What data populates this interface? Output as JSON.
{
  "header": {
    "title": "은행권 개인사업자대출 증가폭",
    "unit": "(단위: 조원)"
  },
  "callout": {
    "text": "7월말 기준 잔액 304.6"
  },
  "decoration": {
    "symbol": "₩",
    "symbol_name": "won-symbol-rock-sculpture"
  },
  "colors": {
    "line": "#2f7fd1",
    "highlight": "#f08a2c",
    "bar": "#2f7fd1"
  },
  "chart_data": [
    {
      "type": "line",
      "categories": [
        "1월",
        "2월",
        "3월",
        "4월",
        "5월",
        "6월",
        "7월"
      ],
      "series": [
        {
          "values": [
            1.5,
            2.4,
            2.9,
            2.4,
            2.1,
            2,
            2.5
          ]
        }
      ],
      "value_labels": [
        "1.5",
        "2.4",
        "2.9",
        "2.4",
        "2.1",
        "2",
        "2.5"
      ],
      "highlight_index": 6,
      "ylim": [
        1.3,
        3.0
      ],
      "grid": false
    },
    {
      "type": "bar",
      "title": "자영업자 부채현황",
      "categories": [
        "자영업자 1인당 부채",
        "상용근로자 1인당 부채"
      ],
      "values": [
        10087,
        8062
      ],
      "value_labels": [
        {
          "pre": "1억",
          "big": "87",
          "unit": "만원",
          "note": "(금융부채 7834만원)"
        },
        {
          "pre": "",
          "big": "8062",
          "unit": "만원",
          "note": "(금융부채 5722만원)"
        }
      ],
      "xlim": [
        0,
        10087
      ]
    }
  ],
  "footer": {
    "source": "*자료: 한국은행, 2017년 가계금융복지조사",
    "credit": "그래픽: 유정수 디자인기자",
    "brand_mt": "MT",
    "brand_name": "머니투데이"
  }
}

PROMPT: Quote the whole listing above, leaving nothing out.

RESULT BELOW:
What data populates this interface? Output as JSON.
{
  "header": {
    "title": "은행권 개인사업자대출 증가폭",
    "unit": "(단위: 조원)"
  },
  "callout": {
    "text": "7월말 기준 잔액 304.6"
  },
  "decoration": {
    "symbol": "₩",
    "symbol_name": "won-symbol-rock-sculpture"
  },
  "colors": {
    "line": "#2f7fd1",
    "highlight": "#f08a2c",
    "bar": "#2f7fd1"
  },
  "chart_data": [
    {
      "type": "line",
      "categories": [
        "1월",
        "2월",
        "3월",
        "4월",
        "5월",
        "6월",
        "7월"
      ],
      "series": [
        {
          "values": [
            1.5,
            2.4,
            2.9,
            2.4,
            2.1,
            2,
            2.5
          ]
        }
      ],
      "value_labels": [
        "1.5",
        "2.4",
        "2.9",
        "2.4",
        "2.1",
        "2",
        "2.5"
      ],
      "highlight_index": 6,
      "ylim": [
        1.3,
        3.0
      ],
      "grid": false
    },
    {
      "type": "bar",
      "title": "자영업자 부채현황",
      "categories": [
        "자영업자 1인당 부채",
        "상용근로자 1인당 부채"
      ],
      "values": [
        10087,
        8062
      ],
      "value_labels": [
        {
          "pre": "1억",
          "big": "87",
          "unit": "만원",
          "note": "(금융부채 7834만원)"
        },
        {
          "pre": "",
          "big": "8062",
          "unit": "만원",
          "note": "(금융부채 5722만원)"
        }
      ],
      "xlim": [
        0,
        10087
      ]
    }
  ],
  "footer": {
    "source": "*자료: 한국은행, 2017년 가계금융복지조사",
    "credit": "그래픽: 유정수 디자인기자",
    "brand_mt": "MT",
    "brand_name": "머니투데이"
  }
}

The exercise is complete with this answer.